__Exercise goal__.
Return every line of the data below that includes the string "none".

__Records supplied__.

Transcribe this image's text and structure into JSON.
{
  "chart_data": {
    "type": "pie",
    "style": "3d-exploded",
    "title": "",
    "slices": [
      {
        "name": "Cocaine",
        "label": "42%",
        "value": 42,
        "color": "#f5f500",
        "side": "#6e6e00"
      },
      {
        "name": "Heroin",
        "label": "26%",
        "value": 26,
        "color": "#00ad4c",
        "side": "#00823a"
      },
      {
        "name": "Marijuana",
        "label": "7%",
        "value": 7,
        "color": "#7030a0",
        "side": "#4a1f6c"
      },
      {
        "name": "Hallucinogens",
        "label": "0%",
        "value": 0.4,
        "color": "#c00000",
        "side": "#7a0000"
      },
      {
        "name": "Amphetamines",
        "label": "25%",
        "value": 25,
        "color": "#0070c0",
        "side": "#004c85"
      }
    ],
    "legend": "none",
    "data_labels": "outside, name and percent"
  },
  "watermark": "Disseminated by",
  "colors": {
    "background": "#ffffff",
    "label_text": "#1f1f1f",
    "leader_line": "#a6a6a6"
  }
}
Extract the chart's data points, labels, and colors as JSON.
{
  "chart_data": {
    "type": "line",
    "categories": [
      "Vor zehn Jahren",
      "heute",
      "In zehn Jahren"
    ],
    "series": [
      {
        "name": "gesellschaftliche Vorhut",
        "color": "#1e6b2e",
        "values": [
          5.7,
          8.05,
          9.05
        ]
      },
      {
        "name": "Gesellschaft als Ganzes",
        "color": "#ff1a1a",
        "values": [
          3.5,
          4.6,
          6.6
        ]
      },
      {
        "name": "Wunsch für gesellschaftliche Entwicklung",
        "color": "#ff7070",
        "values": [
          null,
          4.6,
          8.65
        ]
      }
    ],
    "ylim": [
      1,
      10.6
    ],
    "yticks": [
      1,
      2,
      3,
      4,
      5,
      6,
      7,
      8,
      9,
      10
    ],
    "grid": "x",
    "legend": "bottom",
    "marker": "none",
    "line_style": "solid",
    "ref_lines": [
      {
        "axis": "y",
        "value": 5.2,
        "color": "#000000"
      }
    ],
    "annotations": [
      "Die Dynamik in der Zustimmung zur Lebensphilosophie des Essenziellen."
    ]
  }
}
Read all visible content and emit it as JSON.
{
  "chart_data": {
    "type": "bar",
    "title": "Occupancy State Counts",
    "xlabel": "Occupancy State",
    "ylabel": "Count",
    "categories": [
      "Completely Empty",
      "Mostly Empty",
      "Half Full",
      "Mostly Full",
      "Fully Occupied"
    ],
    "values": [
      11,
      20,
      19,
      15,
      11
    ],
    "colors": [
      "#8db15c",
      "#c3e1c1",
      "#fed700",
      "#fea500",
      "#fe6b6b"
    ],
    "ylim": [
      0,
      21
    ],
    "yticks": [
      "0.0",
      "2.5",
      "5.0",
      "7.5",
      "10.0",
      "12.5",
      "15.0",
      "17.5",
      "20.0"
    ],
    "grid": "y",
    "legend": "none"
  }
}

__Solution for this task__.
    "legend": "none",
    "marker": "none",
    "legend": "none"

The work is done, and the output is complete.